— Start of Information shown —

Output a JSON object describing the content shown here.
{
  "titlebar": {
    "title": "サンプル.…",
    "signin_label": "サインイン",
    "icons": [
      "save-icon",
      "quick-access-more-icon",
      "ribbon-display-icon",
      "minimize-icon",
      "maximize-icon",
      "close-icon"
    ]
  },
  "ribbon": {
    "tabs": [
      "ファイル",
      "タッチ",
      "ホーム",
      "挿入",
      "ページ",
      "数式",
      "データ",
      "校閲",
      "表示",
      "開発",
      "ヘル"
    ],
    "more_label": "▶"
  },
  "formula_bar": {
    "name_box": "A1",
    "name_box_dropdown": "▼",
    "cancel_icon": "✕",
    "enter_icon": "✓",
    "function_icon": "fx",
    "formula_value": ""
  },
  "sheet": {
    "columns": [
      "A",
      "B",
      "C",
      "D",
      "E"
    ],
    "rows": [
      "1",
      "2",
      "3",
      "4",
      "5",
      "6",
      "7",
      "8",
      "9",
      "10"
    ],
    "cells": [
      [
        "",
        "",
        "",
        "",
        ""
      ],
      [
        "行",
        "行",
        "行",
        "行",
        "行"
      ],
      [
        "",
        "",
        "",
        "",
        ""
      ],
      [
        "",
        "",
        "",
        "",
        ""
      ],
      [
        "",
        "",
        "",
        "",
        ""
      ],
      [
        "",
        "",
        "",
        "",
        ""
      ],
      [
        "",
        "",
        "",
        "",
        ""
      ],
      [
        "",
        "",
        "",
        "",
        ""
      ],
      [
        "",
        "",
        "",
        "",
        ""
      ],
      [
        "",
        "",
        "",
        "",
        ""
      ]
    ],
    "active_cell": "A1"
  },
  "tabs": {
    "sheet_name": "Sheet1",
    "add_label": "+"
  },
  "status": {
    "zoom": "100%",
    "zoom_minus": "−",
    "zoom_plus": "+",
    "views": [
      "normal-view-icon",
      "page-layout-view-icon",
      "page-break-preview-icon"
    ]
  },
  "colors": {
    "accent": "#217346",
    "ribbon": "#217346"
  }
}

— End of Information shown —
— Start of Information shown —

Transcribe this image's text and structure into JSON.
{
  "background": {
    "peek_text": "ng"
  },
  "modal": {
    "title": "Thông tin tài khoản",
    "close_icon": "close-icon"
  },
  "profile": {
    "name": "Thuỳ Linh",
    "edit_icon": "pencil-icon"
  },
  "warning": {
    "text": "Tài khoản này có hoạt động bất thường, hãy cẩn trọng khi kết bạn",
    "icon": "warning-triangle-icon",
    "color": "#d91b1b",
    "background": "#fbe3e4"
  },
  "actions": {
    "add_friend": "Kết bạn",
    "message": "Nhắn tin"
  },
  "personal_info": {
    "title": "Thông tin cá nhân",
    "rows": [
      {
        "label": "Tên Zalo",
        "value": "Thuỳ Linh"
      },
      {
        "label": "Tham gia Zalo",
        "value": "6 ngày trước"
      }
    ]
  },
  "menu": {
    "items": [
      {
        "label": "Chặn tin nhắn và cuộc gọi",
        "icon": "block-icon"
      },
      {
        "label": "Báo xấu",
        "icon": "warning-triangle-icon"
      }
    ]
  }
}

— End of Information shown —

Given request
Work out the number of lines above that include the string "khoản" and write only that number.

Expected answer
2